» **Stated task**: Copy out all the records, word for word.

» **Recorded data**:
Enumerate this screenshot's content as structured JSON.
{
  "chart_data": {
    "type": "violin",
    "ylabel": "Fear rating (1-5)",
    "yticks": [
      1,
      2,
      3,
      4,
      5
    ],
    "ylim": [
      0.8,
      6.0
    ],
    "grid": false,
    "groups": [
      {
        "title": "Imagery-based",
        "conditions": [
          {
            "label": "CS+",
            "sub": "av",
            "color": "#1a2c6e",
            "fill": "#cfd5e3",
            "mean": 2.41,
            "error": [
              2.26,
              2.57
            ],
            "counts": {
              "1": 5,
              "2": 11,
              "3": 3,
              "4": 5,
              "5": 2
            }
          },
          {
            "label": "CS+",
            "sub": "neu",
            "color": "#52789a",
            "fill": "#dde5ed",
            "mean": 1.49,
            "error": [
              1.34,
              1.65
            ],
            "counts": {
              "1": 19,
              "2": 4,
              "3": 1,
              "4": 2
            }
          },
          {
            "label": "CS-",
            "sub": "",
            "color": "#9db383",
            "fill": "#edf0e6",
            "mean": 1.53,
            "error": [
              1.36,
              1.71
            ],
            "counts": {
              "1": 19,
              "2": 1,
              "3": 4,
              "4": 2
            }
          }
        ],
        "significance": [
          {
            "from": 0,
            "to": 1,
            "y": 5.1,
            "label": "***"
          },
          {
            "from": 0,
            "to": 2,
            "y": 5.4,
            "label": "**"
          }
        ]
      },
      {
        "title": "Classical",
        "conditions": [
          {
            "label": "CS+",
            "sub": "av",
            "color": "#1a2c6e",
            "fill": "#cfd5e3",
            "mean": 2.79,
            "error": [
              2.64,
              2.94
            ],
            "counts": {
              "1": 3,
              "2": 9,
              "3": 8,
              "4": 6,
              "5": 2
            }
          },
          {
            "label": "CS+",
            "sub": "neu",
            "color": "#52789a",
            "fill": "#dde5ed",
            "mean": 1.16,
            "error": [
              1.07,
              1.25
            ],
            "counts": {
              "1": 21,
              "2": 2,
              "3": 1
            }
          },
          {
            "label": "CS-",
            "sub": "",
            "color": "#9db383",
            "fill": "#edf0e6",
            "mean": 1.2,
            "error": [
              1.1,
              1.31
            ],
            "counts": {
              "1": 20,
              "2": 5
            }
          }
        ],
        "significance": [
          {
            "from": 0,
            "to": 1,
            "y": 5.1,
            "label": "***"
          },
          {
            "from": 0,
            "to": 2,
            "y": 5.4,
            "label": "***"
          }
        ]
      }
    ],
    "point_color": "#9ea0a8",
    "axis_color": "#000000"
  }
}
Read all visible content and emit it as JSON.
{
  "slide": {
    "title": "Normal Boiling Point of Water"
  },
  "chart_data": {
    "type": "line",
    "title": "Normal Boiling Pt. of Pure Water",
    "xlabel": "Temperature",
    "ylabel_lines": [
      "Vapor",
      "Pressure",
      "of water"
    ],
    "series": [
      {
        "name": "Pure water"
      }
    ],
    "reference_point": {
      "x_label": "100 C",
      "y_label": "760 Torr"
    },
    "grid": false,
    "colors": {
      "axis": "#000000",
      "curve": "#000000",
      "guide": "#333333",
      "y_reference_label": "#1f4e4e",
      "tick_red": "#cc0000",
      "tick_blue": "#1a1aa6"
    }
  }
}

» **Reply**:
Enumerate this screenshot's content as structured JSON.
{
  "chart_data": {
    "type": "violin",
    "ylabel": "Fear rating (1-5)",
    "yticks": [
      1,
      2,
      3,
      4,
      5
    ],
    "ylim": [
      0.8,
      6.0
    ],
    "grid": false,
    "groups": [
      {
        "title": "Imagery-based",
        "conditions": [
          {
            "label": "CS+",
            "sub": "av",
            "color": "#1a2c6e",
            "fill": "#cfd5e3",
            "mean": 2.41,
            "error": [
              2.26,
              2.57
            ],
            "counts": {
              "1": 5,
              "2": 11,
              "3": 3,
              "4": 5,
              "5": 2
            }
          },
          {
            "label": "CS+",
            "sub": "neu",
            "color": "#52789a",
            "fill": "#dde5ed",
            "mean": 1.49,
            "error": [
              1.34,
              1.65
            ],
            "counts": {
              "1": 19,
              "2": 4,
              "3": 1,
              "4": 2
            }
          },
          {
            "label": "CS-",
            "sub": "",
            "color": "#9db383",
            "fill": "#edf0e6",
            "mean": 1.53,
            "error": [
              1.36,
              1.71
            ],
            "counts": {
              "1": 19,
              "2": 1,
              "3": 4,
              "4": 2
            }
          }
        ],
        "significance": [
          {
            "from": 0,
            "to": 1,
            "y": 5.1,
            "label": "***"
          },
          {
            "from": 0,
            "to": 2,
            "y": 5.4,
            "label": "**"
          }
        ]
      },
      {
        "title": "Classical",
        "conditions": [
          {
            "label": "CS+",
            "sub": "av",
            "color": "#1a2c6e",
            "fill": "#cfd5e3",
            "mean": 2.79,
            "error": [
              2.64,
              2.94
            ],
            "counts": {
              "1": 3,
              "2": 9,
              "3": 8,
              "4": 6,
              "5": 2
            }
          },
          {
            "label": "CS+",
            "sub": "neu",
            "color": "#52789a",
            "fill": "#dde5ed",
            "mean": 1.16,
            "error": [
              1.07,
              1.25
            ],
            "counts": {
              "1": 21,
              "2": 2,
              "3": 1
            }
          },
          {
            "label": "CS-",
            "sub": "",
            "color": "#9db383",
            "fill": "#edf0e6",
            "mean": 1.2,
            "error": [
              1.1,
              1.31
            ],
            "counts": {
              "1": 20,
              "2": 5
            }
          }
        ],
        "significance": [
          {
            "from": 0,
            "to": 1,
            "y": 5.1,
            "label": "***"
          },
          {
            "from": 0,
            "to": 2,
            "y": 5.4,
            "label": "***"
          }
        ]
      }
    ],
    "point_color": "#9ea0a8",
    "axis_color": "#000000"
  }
}
Read all visible content and emit it as JSON.
{
  "slide": {
    "title": "Normal Boiling Point of Water"
  },
  "chart_data": {
    "type": "line",
    "title": "Normal Boiling Pt. of Pure Water",
    "xlabel": "Temperature",
    "ylabel_lines": [
      "Vapor",
      "Pressure",
      "of water"
    ],
    "series": [
      {
        "name": "Pure water"
      }
    ],
    "reference_point": {
      "x_label": "100 C",
      "y_label": "760 Torr"
    },
    "grid": false,
    "colors": {
      "axis": "#000000",
      "curve": "#000000",
      "guide": "#333333",
      "y_reference_label": "#1f4e4e",
      "tick_red": "#cc0000",
      "tick_blue": "#1a1aa6"
    }
  }
}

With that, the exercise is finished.